* _Materials provided_
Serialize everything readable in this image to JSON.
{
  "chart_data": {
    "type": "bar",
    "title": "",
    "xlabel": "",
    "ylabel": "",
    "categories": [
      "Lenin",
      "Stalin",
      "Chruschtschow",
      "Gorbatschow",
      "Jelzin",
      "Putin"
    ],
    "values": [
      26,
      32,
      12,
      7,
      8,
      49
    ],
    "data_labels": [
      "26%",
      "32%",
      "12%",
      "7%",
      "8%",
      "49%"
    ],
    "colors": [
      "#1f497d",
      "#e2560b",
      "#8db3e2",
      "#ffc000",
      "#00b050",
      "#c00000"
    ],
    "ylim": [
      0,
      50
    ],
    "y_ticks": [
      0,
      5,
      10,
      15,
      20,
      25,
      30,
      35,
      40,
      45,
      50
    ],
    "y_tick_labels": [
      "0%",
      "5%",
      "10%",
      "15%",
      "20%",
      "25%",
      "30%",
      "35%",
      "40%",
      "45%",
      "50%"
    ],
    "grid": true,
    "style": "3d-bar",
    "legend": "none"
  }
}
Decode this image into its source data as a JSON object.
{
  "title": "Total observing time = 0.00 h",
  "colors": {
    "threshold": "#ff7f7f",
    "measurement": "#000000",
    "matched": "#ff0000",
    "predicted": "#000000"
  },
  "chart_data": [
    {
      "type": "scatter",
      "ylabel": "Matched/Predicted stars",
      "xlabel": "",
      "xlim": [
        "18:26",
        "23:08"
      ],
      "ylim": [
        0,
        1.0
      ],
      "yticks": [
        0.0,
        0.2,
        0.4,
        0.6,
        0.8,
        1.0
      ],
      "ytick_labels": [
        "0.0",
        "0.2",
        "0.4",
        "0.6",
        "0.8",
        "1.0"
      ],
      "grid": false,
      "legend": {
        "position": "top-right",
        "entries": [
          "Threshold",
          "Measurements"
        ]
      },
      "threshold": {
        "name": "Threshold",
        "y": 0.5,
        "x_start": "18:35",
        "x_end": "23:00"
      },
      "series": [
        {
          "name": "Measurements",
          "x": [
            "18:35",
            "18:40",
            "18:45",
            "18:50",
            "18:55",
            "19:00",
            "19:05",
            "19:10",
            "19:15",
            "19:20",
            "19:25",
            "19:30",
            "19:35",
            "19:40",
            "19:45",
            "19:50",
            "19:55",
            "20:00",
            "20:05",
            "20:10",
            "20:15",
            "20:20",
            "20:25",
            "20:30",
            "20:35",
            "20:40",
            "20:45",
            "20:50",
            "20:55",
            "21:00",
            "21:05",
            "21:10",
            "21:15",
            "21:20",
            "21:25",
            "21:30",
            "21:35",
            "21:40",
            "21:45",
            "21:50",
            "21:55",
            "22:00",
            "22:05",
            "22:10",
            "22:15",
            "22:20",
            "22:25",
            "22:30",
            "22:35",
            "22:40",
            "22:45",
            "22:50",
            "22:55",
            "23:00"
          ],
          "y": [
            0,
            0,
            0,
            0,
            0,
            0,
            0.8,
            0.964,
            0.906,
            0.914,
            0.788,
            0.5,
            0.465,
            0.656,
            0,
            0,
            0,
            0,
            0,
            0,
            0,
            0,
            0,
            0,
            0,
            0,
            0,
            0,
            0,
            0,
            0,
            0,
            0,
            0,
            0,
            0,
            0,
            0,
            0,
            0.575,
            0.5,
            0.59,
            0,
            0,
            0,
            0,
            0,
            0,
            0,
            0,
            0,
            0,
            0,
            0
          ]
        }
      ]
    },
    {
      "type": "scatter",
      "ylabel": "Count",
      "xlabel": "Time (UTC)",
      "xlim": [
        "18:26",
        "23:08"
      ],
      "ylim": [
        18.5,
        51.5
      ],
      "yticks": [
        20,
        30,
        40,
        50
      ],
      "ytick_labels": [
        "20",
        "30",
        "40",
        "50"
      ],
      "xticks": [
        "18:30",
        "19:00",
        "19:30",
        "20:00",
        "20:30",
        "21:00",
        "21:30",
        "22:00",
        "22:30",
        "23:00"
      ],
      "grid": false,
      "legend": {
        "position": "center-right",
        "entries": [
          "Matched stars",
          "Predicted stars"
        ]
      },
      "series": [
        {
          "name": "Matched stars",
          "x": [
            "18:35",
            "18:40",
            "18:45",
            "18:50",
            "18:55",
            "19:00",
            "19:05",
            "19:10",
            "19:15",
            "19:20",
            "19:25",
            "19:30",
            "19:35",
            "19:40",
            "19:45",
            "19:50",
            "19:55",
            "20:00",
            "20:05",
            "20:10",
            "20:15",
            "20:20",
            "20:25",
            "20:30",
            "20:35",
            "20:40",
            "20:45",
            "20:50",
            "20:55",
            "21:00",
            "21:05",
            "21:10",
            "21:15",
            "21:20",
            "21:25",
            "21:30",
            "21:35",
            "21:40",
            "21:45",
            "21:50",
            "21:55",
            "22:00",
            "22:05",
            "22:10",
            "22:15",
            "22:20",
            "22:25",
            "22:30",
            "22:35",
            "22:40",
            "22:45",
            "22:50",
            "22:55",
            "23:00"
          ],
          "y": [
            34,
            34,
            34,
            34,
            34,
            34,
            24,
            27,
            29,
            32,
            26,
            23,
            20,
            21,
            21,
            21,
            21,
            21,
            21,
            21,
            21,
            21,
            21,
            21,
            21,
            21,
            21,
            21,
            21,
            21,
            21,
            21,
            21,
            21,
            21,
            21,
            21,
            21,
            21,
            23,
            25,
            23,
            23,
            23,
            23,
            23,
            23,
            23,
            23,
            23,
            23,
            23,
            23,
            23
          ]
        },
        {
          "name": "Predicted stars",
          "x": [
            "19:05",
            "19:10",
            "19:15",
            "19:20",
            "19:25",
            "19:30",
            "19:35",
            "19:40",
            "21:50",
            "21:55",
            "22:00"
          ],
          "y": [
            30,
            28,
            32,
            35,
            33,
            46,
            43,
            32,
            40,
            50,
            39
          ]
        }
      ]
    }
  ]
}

* _Description of the task_
Scan the material above and determine how many lines include the word "image"; report only the number.

* _Answer to this task_
2